* [Do this]
Search the data for the word "passage" and copy every line that contains it.

* [Available records]
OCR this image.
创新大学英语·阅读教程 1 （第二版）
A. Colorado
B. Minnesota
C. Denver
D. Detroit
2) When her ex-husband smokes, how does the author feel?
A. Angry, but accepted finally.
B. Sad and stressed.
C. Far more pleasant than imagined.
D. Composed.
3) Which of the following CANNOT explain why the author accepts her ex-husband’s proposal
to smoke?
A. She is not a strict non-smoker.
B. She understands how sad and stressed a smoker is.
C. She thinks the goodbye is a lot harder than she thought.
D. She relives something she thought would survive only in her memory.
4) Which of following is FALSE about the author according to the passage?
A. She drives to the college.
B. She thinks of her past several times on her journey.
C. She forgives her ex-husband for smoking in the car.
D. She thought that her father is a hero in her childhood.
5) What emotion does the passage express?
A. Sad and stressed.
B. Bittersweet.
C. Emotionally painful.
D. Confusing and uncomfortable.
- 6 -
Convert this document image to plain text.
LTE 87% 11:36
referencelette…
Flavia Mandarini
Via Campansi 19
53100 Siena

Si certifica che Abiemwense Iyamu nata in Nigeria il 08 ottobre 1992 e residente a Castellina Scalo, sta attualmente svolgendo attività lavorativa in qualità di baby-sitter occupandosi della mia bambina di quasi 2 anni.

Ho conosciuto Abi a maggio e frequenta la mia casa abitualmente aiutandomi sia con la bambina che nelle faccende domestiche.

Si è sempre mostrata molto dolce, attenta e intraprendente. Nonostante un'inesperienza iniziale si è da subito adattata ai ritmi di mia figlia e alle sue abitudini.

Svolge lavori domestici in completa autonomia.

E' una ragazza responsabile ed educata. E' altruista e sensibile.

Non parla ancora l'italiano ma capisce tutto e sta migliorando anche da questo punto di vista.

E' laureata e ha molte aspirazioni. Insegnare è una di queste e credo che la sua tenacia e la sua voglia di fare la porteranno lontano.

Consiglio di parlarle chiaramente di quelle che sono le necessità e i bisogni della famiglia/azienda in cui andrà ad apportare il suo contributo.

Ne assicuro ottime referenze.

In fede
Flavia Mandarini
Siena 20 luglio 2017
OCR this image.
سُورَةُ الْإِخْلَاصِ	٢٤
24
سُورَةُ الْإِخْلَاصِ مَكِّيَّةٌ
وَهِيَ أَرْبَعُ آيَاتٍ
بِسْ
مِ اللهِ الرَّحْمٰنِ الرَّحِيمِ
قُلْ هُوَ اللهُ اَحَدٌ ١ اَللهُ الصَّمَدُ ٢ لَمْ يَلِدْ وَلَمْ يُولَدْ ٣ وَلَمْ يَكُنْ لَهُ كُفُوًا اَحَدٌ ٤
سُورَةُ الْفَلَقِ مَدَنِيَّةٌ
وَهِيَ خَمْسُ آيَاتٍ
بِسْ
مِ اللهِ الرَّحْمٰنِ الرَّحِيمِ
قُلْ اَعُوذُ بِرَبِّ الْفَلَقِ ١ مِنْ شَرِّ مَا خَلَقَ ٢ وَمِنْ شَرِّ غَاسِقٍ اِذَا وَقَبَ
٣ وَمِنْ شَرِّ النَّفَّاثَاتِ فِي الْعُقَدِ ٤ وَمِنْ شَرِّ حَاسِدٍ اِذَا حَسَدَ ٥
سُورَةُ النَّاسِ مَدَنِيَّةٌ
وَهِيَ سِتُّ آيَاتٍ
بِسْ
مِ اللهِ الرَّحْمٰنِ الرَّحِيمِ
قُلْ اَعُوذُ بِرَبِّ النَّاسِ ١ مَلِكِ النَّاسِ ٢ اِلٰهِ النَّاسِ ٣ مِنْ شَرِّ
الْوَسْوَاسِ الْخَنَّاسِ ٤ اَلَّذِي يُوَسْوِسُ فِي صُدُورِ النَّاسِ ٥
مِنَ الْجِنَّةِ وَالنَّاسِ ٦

* [Task solution]
4) Which of following is FALSE about the author according to the passage?
5) What emotion does the passage express?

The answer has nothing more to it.